>> start Record extracts

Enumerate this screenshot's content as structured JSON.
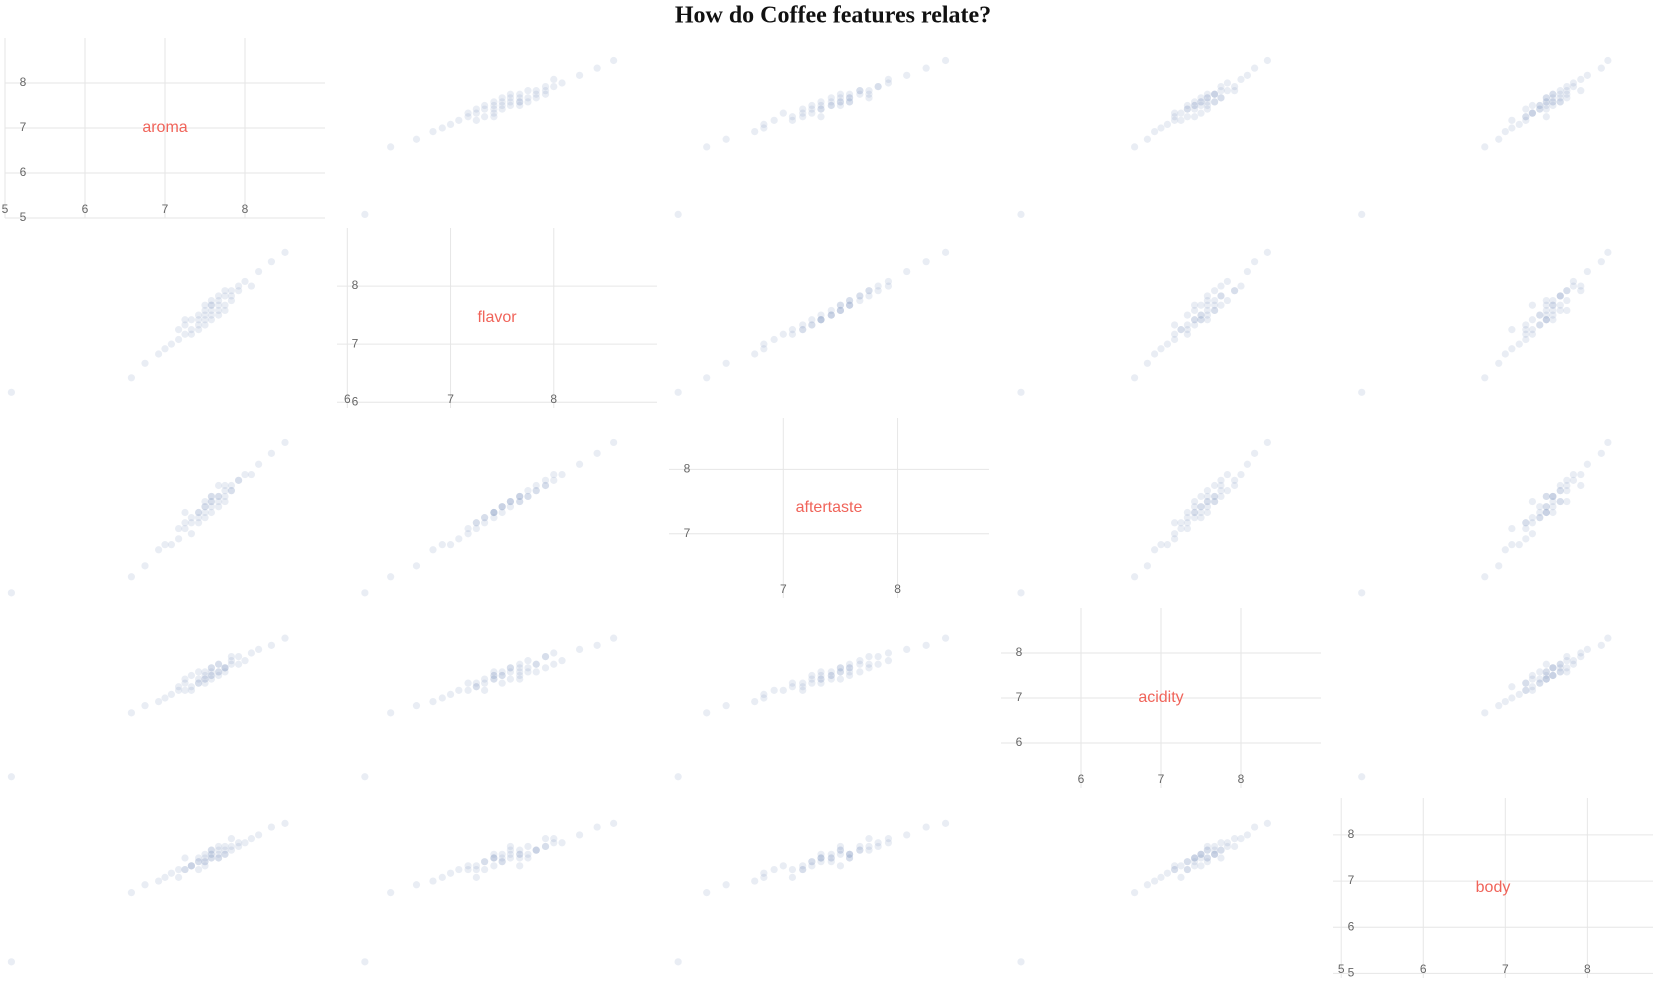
{
  "chart_data": {
    "type": "scatter_matrix",
    "title": "How do Coffee features relate?",
    "point_color": "#8fa6c8",
    "label_color": "#f0645a",
    "features": [
      {
        "name": "aroma",
        "lim": [
          5,
          9
        ],
        "ticks": [
          5,
          6,
          7,
          8
        ]
      },
      {
        "name": "flavor",
        "lim": [
          5.9,
          9
        ],
        "ticks": [
          6,
          7,
          8
        ]
      },
      {
        "name": "aftertaste",
        "lim": [
          6,
          8.8
        ],
        "ticks": [
          7,
          8
        ]
      },
      {
        "name": "acidity",
        "lim": [
          5,
          9
        ],
        "ticks": [
          6,
          7,
          8
        ]
      },
      {
        "name": "body",
        "lim": [
          4.9,
          8.8
        ],
        "ticks": [
          5,
          6,
          7,
          8
        ]
      }
    ],
    "samples": [
      [
        7.67,
        7.75,
        7.58,
        7.58,
        7.5
      ],
      [
        7.5,
        7.42,
        7.33,
        7.5,
        7.58
      ],
      [
        7.83,
        7.83,
        7.67,
        7.75,
        7.67
      ],
      [
        7.25,
        7.17,
        7.08,
        7.33,
        7.25
      ],
      [
        7.58,
        7.67,
        7.5,
        7.58,
        7.67
      ],
      [
        8.0,
        8.08,
        7.92,
        7.83,
        7.83
      ],
      [
        7.42,
        7.33,
        7.25,
        7.42,
        7.42
      ],
      [
        7.33,
        7.25,
        7.17,
        7.25,
        7.33
      ],
      [
        7.75,
        7.67,
        7.58,
        7.67,
        7.58
      ],
      [
        7.17,
        7.08,
        6.92,
        7.17,
        7.25
      ],
      [
        7.58,
        7.5,
        7.42,
        7.5,
        7.5
      ],
      [
        7.92,
        7.92,
        7.83,
        7.92,
        7.75
      ],
      [
        7.5,
        7.58,
        7.42,
        7.42,
        7.5
      ],
      [
        7.08,
        7.0,
        6.83,
        7.08,
        7.17
      ],
      [
        7.67,
        7.58,
        7.5,
        7.58,
        7.75
      ],
      [
        8.17,
        8.25,
        8.08,
        8.08,
        8.0
      ],
      [
        7.42,
        7.5,
        7.33,
        7.33,
        7.42
      ],
      [
        7.58,
        7.75,
        7.58,
        7.67,
        7.58
      ],
      [
        6.92,
        6.83,
        6.75,
        6.92,
        7.0
      ],
      [
        7.75,
        7.83,
        7.67,
        7.58,
        7.67
      ],
      [
        7.33,
        7.42,
        7.25,
        7.5,
        7.33
      ],
      [
        7.67,
        7.67,
        7.58,
        7.75,
        7.5
      ],
      [
        7.5,
        7.33,
        7.25,
        7.33,
        7.42
      ],
      [
        8.33,
        8.42,
        8.25,
        8.17,
        8.17
      ],
      [
        7.25,
        7.33,
        7.17,
        7.17,
        7.25
      ],
      [
        7.58,
        7.58,
        7.5,
        7.67,
        7.67
      ],
      [
        7.83,
        7.75,
        7.67,
        7.83,
        7.75
      ],
      [
        7.42,
        7.42,
        7.33,
        7.58,
        7.5
      ],
      [
        6.75,
        6.67,
        6.5,
        6.83,
        6.92
      ],
      [
        7.67,
        7.5,
        7.42,
        7.5,
        7.58
      ],
      [
        7.92,
        8.0,
        7.83,
        7.75,
        7.83
      ],
      [
        7.5,
        7.67,
        7.5,
        7.42,
        7.33
      ],
      [
        7.17,
        7.25,
        7.08,
        7.25,
        7.08
      ],
      [
        7.75,
        7.92,
        7.75,
        7.67,
        7.75
      ],
      [
        7.58,
        7.42,
        7.33,
        7.42,
        7.5
      ],
      [
        8.08,
        8.0,
        7.92,
        8.0,
        7.92
      ],
      [
        7.33,
        7.17,
        7.0,
        7.17,
        7.33
      ],
      [
        7.67,
        7.83,
        7.75,
        7.75,
        7.67
      ],
      [
        6.58,
        6.42,
        6.33,
        6.67,
        6.75
      ],
      [
        7.5,
        7.5,
        7.42,
        7.58,
        7.42
      ],
      [
        7.83,
        7.92,
        7.75,
        7.92,
        7.92
      ],
      [
        7.42,
        7.25,
        7.17,
        7.33,
        7.25
      ],
      [
        8.5,
        8.58,
        8.42,
        8.33,
        8.25
      ],
      [
        7.25,
        7.42,
        7.33,
        7.42,
        7.5
      ],
      [
        7.58,
        7.67,
        7.58,
        7.5,
        7.58
      ],
      [
        7.0,
        6.92,
        6.83,
        7.0,
        7.08
      ],
      [
        7.75,
        7.58,
        7.5,
        7.67,
        7.58
      ],
      [
        5.08,
        6.17,
        6.08,
        5.25,
        5.25
      ]
    ]
  }
}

>> end Record extracts

What you will do
Retype the data above exactly; pictures are not part of the copy.

Task output
Enumerate this screenshot's content as structured JSON.
{
  "chart_data": {
    "type": "scatter_matrix",
    "title": "How do Coffee features relate?",
    "point_color": "#8fa6c8",
    "label_color": "#f0645a",
    "features": [
      {
        "name": "aroma",
        "lim": [
          5,
          9
        ],
        "ticks": [
          5,
          6,
          7,
          8
        ]
      },
      {
        "name": "flavor",
        "lim": [
          5.9,
          9
        ],
        "ticks": [
          6,
          7,
          8
        ]
      },
      {
        "name": "aftertaste",
        "lim": [
          6,
          8.8
        ],
        "ticks": [
          7,
          8
        ]
      },
      {
        "name": "acidity",
        "lim": [
          5,
          9
        ],
        "ticks": [
          6,
          7,
          8
        ]
      },
      {
        "name": "body",
        "lim": [
          4.9,
          8.8
        ],
        "ticks": [
          5,
          6,
          7,
          8
        ]
      }
    ],
    "samples": [
      [
        7.67,
        7.75,
        7.58,
        7.58,
        7.5
      ],
      [
        7.5,
        7.42,
        7.33,
        7.5,
        7.58
      ],
      [
        7.83,
        7.83,
        7.67,
        7.75,
        7.67
      ],
      [
        7.25,
        7.17,
        7.08,
        7.33,
        7.25
      ],
      [
        7.58,
        7.67,
        7.5,
        7.58,
        7.67
      ],
      [
        8.0,
        8.08,
        7.92,
        7.83,
        7.83
      ],
      [
        7.42,
        7.33,
        7.25,
        7.42,
        7.42
      ],
      [
        7.33,
        7.25,
        7.17,
        7.25,
        7.33
      ],
      [
        7.75,
        7.67,
        7.58,
        7.67,
        7.58
      ],
      [
        7.17,
        7.08,
        6.92,
        7.17,
        7.25
      ],
      [
        7.58,
        7.5,
        7.42,
        7.5,
        7.5
      ],
      [
        7.92,
        7.92,
        7.83,
        7.92,
        7.75
      ],
      [
        7.5,
        7.58,
        7.42,
        7.42,
        7.5
      ],
      [
        7.08,
        7.0,
        6.83,
        7.08,
        7.17
      ],
      [
        7.67,
        7.58,
        7.5,
        7.58,
        7.75
      ],
      [
        8.17,
        8.25,
        8.08,
        8.08,
        8.0
      ],
      [
        7.42,
        7.5,
        7.33,
        7.33,
        7.42
      ],
      [
        7.58,
        7.75,
        7.58,
        7.67,
        7.58
      ],
      [
        6.92,
        6.83,
        6.75,
        6.92,
        7.0
      ],
      [
        7.75,
        7.83,
        7.67,
        7.58,
        7.67
      ],
      [
        7.33,
        7.42,
        7.25,
        7.5,
        7.33
      ],
      [
        7.67,
        7.67,
        7.58,
        7.75,
        7.5
      ],
      [
        7.5,
        7.33,
        7.25,
        7.33,
        7.42
      ],
      [
        8.33,
        8.42,
        8.25,
        8.17,
        8.17
      ],
      [
        7.25,
        7.33,
        7.17,
        7.17,
        7.25
      ],
      [
        7.58,
        7.58,
        7.5,
        7.67,
        7.67
      ],
      [
        7.83,
        7.75,
        7.67,
        7.83,
        7.75
      ],
      [
        7.42,
        7.42,
        7.33,
        7.58,
        7.5
      ],
      [
        6.75,
        6.67,
        6.5,
        6.83,
        6.92
      ],
      [
        7.67,
        7.5,
        7.42,
        7.5,
        7.58
      ],
      [
        7.92,
        8.0,
        7.83,
        7.75,
        7.83
      ],
      [
        7.5,
        7.67,
        7.5,
        7.42,
        7.33
      ],
      [
        7.17,
        7.25,
        7.08,
        7.25,
        7.08
      ],
      [
        7.75,
        7.92,
        7.75,
        7.67,
        7.75
      ],
      [
        7.58,
        7.42,
        7.33,
        7.42,
        7.5
      ],
      [
        8.08,
        8.0,
        7.92,
        8.0,
        7.92
      ],
      [
        7.33,
        7.17,
        7.0,
        7.17,
        7.33
      ],
      [
        7.67,
        7.83,
        7.75,
        7.75,
        7.67
      ],
      [
        6.58,
        6.42,
        6.33,
        6.67,
        6.75
      ],
      [
        7.5,
        7.5,
        7.42,
        7.58,
        7.42
      ],
      [
        7.83,
        7.92,
        7.75,
        7.92,
        7.92
      ],
      [
        7.42,
        7.25,
        7.17,
        7.33,
        7.25
      ],
      [
        8.5,
        8.58,
        8.42,
        8.33,
        8.25
      ],
      [
        7.25,
        7.42,
        7.33,
        7.42,
        7.5
      ],
      [
        7.58,
        7.67,
        7.58,
        7.5,
        7.58
      ],
      [
        7.0,
        6.92,
        6.83,
        7.0,
        7.08
      ],
      [
        7.75,
        7.58,
        7.5,
        7.67,
        7.58
      ],
      [
        5.08,
        6.17,
        6.08,
        5.25,
        5.25
      ]
    ]
  }
}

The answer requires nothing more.